_Problem details:_ From the entries below, pull out each line where "pest" appears.
□ □ □
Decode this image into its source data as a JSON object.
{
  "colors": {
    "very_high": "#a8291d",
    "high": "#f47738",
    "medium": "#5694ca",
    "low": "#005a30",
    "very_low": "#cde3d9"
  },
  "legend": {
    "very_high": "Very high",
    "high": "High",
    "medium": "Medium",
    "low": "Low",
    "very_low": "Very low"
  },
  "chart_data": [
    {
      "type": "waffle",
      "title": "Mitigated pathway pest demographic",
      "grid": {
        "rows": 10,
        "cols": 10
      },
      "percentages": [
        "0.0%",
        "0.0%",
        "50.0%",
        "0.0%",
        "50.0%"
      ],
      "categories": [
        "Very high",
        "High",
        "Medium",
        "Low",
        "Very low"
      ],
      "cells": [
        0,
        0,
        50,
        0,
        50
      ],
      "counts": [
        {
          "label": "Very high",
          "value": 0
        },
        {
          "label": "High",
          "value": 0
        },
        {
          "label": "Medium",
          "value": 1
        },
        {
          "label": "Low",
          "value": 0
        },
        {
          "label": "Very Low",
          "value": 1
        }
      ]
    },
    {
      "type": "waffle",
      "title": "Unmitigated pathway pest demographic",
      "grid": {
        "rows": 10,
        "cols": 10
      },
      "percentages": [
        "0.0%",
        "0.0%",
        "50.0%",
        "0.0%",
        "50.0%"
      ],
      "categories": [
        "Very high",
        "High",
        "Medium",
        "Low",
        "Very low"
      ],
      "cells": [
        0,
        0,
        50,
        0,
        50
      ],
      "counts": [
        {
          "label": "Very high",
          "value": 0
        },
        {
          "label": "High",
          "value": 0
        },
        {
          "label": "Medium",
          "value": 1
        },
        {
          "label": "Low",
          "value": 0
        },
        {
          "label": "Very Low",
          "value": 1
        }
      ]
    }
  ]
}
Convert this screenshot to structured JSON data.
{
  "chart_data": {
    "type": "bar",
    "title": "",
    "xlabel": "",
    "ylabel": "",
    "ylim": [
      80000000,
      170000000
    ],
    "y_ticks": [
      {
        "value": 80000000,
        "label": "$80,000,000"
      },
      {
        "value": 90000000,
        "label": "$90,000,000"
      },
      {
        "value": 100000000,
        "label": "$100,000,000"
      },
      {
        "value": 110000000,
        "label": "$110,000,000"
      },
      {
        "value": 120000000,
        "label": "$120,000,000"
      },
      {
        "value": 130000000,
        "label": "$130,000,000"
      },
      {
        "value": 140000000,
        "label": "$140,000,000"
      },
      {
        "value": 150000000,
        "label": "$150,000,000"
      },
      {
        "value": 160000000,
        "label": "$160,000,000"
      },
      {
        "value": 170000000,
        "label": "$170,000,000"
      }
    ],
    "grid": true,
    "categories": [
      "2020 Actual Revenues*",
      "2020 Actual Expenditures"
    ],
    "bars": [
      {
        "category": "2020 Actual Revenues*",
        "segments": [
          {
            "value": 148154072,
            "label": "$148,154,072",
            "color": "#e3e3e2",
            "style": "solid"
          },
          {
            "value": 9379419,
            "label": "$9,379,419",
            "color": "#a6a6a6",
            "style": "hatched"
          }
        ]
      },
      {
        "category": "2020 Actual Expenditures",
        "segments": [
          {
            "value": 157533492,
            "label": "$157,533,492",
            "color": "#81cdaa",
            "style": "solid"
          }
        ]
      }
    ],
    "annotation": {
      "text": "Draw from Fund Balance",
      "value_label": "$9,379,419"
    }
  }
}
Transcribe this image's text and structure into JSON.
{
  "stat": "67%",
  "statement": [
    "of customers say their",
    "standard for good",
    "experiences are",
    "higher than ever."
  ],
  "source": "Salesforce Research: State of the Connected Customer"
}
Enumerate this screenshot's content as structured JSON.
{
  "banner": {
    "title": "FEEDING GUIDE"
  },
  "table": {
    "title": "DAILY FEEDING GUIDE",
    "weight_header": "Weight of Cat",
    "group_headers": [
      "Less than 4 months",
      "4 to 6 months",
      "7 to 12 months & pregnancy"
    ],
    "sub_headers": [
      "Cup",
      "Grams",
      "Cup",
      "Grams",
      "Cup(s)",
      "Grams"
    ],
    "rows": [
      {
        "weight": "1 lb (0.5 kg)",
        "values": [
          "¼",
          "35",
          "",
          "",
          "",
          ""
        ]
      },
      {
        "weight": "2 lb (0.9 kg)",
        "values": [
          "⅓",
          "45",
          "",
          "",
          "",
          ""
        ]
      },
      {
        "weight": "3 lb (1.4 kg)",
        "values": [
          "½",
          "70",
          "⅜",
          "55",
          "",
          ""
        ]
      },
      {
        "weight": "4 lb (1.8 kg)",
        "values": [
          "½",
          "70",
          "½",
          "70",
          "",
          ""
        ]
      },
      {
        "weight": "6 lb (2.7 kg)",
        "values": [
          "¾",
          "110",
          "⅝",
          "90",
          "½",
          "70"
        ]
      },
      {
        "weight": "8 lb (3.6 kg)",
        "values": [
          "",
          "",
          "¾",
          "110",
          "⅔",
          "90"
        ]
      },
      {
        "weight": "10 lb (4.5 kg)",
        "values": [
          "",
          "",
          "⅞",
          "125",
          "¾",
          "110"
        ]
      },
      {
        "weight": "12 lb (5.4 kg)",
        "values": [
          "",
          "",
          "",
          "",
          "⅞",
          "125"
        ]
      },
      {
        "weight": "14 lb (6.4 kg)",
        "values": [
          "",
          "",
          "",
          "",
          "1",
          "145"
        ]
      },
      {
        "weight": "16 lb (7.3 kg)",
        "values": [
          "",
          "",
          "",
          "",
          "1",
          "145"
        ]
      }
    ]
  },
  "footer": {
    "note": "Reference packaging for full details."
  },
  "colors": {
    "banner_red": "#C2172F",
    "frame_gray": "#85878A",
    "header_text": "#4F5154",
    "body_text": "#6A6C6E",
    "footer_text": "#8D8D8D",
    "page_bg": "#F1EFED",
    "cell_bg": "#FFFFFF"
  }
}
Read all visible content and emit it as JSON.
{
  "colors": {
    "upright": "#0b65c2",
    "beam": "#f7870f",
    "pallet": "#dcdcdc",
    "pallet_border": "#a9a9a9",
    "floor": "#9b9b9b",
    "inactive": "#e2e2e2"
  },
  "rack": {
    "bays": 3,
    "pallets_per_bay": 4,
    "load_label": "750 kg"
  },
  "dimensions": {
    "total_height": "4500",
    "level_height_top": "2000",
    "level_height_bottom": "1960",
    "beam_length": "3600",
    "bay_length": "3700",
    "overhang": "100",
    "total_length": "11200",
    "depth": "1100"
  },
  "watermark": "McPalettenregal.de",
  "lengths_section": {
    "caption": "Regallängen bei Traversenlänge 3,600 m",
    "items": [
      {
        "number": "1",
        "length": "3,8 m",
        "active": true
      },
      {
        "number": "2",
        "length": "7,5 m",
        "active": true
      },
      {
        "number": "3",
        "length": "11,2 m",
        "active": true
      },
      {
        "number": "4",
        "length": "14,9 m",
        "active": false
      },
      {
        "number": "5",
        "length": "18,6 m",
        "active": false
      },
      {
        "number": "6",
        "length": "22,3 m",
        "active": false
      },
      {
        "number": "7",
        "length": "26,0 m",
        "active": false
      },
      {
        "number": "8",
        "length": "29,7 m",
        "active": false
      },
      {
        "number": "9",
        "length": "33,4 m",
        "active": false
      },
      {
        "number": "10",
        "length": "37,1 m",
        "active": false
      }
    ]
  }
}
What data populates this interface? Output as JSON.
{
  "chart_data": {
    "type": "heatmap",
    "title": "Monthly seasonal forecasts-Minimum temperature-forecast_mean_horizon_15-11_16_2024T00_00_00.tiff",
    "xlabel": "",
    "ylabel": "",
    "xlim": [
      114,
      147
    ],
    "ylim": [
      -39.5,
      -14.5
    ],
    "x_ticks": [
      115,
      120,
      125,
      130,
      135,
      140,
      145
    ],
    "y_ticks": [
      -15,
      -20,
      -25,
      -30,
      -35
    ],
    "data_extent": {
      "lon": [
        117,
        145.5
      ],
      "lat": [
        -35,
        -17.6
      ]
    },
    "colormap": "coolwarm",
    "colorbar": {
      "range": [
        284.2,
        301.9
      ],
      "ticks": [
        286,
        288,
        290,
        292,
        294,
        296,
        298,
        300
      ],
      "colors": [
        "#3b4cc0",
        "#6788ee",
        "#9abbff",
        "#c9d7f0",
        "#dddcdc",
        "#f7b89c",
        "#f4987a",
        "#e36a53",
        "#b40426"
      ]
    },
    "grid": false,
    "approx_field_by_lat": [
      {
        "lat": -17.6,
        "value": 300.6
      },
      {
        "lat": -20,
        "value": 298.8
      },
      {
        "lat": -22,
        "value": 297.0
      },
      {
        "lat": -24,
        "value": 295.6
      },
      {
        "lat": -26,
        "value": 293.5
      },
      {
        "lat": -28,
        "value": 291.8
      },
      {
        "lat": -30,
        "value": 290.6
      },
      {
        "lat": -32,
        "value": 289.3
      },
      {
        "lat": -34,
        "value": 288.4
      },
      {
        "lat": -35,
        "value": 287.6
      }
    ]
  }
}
□ □ □
_Result:_
      "title": "Mitigated pathway pest demographic",
      "title": "Unmitigated pathway pest demographic",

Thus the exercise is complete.